— START INPUT FOR THIS TASK —
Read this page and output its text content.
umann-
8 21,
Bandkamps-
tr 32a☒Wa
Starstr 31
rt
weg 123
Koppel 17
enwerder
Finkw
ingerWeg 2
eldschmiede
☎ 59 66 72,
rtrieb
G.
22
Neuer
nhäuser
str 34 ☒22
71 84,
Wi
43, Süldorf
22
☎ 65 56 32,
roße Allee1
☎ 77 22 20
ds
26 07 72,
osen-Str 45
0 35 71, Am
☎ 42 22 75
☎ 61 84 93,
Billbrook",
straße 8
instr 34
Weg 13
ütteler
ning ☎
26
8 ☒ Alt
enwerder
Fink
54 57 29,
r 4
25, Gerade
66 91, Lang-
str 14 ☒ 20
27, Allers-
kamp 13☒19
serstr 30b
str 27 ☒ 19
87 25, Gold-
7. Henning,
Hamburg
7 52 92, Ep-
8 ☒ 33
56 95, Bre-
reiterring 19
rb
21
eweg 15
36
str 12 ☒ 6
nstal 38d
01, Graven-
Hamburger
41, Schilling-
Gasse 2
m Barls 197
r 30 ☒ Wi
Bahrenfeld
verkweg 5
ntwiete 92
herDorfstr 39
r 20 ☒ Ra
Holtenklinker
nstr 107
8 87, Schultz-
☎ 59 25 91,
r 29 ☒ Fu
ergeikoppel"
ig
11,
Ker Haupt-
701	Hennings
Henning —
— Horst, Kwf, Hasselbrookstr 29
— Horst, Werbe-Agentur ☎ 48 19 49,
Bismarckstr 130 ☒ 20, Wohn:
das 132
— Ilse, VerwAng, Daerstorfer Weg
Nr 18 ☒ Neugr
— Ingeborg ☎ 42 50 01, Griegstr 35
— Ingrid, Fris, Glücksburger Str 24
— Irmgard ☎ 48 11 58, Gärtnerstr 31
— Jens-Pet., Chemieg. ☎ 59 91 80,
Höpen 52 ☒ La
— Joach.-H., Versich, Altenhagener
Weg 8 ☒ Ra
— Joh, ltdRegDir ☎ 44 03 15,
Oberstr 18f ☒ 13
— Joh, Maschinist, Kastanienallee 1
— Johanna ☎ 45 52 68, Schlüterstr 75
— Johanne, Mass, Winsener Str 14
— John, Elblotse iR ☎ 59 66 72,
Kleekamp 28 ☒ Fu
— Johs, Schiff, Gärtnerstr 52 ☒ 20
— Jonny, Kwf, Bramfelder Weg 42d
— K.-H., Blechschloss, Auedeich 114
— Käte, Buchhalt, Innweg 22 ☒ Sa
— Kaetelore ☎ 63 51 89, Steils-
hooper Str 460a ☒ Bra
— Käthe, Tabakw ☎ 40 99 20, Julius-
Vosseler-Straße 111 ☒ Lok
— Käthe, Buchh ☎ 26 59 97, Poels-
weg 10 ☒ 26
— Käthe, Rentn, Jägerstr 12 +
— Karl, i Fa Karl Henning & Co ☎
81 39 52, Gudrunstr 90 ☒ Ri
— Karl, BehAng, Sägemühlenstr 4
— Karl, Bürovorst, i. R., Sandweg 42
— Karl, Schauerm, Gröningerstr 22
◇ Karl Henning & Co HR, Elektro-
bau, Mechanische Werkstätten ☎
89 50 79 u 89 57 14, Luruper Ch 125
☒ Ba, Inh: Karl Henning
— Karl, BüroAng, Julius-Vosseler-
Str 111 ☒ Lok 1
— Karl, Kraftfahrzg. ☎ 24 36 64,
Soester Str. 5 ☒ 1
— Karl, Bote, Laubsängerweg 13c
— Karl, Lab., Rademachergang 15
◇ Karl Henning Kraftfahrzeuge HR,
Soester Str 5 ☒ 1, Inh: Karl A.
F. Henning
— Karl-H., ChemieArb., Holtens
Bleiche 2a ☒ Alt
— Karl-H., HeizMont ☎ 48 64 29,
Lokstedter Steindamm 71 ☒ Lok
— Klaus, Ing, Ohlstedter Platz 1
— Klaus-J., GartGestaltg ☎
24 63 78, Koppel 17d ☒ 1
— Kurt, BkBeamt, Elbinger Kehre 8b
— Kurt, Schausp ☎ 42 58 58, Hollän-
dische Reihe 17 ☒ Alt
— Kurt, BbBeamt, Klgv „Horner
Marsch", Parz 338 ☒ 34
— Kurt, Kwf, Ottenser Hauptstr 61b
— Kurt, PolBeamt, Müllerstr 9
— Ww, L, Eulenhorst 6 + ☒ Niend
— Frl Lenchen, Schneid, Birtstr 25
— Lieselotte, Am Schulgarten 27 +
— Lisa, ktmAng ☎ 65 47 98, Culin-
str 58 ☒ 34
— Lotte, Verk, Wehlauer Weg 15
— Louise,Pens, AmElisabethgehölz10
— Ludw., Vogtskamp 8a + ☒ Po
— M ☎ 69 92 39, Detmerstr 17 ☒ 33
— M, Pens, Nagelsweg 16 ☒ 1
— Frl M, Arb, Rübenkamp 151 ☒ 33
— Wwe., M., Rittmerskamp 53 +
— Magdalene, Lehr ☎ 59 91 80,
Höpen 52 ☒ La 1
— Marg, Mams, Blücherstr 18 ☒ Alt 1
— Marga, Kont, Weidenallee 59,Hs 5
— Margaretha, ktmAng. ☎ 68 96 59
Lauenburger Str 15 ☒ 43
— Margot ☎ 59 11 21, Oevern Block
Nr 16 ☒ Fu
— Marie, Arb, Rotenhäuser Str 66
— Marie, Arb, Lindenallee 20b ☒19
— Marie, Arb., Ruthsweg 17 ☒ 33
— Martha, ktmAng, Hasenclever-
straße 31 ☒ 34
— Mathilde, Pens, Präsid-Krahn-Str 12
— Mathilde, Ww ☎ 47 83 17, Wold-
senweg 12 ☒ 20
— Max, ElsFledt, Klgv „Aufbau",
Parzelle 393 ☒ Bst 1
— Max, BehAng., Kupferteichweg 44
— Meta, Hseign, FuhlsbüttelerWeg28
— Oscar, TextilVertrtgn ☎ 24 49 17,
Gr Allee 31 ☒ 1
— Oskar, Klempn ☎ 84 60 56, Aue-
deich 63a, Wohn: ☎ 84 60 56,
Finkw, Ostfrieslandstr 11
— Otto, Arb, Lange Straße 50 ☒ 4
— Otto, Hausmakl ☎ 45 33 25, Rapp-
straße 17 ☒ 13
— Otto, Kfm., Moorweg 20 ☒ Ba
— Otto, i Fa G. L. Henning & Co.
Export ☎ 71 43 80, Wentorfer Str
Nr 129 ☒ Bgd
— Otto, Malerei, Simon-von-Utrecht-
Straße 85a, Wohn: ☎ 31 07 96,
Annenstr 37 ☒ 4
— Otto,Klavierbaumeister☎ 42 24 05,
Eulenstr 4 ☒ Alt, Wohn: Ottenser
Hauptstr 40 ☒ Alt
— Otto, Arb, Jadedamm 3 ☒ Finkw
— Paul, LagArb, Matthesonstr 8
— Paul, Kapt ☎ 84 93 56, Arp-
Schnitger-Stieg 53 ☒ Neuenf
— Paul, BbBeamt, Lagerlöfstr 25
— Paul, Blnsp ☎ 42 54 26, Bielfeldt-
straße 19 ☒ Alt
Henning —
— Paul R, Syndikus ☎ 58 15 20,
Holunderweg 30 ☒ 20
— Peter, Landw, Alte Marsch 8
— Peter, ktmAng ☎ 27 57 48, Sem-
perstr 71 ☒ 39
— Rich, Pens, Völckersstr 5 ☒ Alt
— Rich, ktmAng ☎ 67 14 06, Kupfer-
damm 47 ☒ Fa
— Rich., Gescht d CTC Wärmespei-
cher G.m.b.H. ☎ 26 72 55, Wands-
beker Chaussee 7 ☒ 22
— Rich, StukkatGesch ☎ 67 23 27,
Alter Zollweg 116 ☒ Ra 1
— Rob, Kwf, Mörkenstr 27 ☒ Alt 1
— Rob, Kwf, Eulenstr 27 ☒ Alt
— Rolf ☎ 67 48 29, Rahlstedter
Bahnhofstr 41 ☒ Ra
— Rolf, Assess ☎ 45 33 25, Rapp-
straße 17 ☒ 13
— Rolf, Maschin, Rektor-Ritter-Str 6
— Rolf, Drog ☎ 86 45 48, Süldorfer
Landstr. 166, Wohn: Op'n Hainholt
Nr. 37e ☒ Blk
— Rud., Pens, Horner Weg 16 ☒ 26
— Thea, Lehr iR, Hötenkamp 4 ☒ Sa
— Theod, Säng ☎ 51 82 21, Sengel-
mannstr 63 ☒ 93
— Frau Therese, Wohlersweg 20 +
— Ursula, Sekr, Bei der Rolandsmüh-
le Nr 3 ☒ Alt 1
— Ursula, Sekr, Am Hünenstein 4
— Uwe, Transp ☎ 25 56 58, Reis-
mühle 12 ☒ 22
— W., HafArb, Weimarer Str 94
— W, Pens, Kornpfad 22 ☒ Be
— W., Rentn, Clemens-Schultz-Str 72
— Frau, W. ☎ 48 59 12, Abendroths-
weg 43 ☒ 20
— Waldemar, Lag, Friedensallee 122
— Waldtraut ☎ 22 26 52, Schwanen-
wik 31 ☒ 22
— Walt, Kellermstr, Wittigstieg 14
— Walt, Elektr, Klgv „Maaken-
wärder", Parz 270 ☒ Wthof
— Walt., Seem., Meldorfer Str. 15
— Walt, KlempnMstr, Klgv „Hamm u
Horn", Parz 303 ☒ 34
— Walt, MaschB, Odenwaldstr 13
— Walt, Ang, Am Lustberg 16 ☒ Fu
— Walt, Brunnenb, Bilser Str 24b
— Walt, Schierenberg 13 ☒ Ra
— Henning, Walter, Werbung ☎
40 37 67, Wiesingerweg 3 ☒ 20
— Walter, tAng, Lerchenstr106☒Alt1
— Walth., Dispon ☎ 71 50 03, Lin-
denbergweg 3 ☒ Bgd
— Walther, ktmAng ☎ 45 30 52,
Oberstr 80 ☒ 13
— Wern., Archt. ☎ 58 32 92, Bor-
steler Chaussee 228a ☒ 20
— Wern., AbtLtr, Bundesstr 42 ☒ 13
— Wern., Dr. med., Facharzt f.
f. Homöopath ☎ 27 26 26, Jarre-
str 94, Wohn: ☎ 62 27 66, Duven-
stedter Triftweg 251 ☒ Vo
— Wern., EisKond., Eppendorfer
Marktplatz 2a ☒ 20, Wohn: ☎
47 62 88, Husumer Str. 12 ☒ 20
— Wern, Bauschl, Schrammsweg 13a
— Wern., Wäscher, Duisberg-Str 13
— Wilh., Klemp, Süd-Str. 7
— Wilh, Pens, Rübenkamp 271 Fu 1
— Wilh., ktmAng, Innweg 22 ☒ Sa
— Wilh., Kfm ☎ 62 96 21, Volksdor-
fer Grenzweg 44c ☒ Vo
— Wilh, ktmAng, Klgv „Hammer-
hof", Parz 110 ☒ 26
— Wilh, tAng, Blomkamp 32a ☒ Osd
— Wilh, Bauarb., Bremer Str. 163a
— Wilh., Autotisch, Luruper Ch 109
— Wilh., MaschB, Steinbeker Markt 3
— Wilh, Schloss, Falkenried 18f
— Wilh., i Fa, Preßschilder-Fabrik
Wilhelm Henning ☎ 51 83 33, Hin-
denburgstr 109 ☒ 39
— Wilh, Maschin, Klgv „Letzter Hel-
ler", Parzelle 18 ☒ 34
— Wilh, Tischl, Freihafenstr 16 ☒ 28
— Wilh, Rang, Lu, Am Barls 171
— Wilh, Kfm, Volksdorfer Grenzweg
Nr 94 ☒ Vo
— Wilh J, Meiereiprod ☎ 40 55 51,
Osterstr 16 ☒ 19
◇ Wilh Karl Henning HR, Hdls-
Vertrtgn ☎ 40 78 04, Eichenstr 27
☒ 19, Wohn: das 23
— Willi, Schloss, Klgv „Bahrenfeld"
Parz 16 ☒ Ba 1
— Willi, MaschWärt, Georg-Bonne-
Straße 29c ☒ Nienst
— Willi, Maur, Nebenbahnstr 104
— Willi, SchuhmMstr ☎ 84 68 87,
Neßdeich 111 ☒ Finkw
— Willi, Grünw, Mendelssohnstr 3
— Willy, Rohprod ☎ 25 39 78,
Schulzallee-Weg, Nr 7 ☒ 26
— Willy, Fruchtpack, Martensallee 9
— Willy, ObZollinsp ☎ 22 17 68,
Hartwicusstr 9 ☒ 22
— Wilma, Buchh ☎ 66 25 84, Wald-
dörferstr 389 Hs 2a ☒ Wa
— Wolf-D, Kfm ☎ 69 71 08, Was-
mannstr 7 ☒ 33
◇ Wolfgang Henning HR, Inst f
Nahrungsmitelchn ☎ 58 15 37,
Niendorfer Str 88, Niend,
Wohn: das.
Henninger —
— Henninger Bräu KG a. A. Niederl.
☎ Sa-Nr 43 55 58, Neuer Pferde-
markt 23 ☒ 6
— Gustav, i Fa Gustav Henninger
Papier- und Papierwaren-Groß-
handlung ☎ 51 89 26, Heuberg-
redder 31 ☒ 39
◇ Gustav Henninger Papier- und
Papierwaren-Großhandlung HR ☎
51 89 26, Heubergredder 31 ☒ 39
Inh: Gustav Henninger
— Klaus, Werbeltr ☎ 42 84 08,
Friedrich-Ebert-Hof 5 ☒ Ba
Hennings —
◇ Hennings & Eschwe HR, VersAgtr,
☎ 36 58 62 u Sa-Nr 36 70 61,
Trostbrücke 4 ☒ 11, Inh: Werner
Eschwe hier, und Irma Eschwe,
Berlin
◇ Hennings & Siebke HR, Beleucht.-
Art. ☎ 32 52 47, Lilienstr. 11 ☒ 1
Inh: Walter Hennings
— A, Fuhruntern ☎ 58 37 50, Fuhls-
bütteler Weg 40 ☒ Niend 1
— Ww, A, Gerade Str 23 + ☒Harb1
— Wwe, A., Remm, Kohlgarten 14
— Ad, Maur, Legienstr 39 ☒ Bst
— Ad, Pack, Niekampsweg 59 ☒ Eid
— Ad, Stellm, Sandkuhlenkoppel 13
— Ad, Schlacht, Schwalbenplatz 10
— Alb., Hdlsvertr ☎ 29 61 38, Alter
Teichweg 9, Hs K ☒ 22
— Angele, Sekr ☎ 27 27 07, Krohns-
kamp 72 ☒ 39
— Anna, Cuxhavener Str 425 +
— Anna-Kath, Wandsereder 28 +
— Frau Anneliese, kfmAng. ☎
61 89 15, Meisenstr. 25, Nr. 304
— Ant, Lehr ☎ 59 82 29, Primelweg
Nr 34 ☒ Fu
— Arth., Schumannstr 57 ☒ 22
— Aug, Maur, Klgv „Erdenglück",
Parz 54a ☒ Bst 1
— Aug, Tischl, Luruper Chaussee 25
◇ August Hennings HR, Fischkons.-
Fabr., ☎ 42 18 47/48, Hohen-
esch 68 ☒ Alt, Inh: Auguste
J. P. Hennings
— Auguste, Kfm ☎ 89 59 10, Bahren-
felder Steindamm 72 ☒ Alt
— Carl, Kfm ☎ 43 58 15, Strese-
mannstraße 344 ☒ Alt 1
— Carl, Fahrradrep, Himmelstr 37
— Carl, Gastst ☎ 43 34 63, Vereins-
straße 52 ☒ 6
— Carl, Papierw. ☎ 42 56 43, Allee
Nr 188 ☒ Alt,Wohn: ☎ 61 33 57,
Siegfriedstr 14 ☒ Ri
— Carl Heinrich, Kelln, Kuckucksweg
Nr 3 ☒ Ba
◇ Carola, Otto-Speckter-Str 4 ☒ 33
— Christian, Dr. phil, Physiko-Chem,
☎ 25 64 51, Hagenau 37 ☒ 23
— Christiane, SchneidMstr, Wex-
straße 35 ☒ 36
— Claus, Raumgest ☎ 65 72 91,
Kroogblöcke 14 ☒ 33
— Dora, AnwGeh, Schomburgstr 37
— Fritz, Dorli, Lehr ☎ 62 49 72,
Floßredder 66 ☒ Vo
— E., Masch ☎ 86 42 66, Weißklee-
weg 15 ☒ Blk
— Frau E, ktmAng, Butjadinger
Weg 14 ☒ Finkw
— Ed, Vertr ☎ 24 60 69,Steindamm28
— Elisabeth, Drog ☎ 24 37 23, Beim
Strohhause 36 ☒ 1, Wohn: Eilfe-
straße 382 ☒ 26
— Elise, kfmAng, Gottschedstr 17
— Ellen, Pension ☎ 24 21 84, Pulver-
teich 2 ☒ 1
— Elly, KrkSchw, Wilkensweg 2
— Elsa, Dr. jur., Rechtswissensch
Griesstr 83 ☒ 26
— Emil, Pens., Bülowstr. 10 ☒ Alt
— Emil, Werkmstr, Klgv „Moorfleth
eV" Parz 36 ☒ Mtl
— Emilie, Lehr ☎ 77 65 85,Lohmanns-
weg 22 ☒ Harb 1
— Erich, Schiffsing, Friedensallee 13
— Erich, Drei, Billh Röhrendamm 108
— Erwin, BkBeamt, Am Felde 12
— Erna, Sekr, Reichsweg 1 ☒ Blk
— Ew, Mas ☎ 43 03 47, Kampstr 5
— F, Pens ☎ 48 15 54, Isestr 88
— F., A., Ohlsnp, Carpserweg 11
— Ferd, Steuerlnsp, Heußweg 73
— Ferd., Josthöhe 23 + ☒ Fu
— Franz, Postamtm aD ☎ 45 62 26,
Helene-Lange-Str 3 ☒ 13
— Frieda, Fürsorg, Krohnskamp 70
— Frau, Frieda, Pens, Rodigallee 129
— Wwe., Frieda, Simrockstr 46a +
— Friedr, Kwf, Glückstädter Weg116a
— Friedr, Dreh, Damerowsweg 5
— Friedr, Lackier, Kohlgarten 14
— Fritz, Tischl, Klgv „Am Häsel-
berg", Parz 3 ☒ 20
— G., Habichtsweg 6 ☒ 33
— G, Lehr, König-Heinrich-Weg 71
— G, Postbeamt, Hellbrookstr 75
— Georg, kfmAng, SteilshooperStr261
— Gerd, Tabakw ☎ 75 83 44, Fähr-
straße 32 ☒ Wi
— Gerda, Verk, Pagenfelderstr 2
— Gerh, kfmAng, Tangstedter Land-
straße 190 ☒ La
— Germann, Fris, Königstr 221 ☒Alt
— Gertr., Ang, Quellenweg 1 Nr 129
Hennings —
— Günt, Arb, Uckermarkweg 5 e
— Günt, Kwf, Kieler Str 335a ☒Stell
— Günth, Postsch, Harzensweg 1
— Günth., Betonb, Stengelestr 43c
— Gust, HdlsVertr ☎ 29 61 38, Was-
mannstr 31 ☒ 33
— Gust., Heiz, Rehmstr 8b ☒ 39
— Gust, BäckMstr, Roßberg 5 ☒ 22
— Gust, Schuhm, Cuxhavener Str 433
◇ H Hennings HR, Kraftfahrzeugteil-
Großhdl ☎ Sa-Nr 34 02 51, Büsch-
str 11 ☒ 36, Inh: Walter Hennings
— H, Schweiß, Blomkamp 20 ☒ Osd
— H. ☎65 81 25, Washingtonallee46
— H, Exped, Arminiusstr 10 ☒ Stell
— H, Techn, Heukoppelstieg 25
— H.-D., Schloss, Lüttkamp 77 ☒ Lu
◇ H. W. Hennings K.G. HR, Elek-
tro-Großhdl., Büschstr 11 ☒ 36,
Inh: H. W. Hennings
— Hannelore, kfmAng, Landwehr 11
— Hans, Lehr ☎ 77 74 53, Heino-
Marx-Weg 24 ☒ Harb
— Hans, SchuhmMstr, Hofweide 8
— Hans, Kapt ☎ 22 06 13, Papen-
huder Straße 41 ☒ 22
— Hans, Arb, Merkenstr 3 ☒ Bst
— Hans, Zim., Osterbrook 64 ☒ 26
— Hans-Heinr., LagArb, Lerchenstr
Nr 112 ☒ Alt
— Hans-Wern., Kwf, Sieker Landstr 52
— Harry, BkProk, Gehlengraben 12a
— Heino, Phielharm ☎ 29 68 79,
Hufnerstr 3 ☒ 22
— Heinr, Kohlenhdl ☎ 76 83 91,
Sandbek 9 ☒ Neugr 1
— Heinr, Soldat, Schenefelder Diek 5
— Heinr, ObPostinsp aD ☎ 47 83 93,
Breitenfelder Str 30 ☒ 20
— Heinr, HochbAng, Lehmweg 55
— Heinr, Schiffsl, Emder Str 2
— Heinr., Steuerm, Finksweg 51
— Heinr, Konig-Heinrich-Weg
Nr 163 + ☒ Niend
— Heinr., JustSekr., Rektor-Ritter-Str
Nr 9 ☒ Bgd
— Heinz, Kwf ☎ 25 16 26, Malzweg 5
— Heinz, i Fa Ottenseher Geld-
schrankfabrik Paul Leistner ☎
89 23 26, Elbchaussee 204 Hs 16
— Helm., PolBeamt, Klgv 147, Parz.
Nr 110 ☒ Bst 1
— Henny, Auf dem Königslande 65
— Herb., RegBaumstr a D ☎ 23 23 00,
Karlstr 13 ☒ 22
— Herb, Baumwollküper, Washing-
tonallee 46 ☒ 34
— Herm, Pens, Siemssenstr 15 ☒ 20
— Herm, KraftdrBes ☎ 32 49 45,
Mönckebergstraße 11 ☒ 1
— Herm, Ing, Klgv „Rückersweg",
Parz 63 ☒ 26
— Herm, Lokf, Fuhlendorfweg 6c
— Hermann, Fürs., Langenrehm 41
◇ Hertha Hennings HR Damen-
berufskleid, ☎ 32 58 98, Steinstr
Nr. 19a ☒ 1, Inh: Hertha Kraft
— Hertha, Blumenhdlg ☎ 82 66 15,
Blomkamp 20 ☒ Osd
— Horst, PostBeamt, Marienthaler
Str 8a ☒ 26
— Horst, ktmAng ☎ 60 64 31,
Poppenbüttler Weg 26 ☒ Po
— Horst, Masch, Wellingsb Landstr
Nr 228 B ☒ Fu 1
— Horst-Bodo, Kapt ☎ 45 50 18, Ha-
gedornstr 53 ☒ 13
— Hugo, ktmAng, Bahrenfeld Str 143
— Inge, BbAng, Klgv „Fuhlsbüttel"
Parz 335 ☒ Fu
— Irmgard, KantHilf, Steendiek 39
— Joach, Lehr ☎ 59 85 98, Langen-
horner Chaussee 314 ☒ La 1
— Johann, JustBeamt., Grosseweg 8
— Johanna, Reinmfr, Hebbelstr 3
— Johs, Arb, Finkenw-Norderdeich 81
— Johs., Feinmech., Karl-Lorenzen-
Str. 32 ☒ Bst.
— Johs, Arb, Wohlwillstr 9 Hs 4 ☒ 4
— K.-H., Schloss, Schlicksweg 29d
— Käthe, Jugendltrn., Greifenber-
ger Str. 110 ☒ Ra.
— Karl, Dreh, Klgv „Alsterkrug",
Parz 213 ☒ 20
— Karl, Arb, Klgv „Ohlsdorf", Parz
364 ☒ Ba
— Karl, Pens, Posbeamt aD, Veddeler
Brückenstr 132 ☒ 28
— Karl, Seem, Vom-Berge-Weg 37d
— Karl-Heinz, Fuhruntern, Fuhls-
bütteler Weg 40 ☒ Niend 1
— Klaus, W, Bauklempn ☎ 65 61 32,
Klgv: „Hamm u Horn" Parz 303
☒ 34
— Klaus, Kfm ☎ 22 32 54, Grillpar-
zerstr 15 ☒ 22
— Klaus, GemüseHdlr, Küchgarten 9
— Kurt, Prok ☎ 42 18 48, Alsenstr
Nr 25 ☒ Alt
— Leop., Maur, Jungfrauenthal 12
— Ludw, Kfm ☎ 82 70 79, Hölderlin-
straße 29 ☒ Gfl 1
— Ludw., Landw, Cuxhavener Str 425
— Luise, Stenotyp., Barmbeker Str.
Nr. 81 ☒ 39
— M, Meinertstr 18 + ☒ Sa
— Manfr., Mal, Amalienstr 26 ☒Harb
— END INPUT FOR THIS TASK —
EXERCISE AIM: Pick out the lines that contain "Käthe" and copy them.

SOLUTION:
— Käthe, Tabakw ☎ 40 99 20, Julius-
— Käthe, Buchh ☎ 26 59 97, Poels-
— Käthe, Rentn, Jägerstr 12 +
— Käthe, Jugendltrn., Greifenber-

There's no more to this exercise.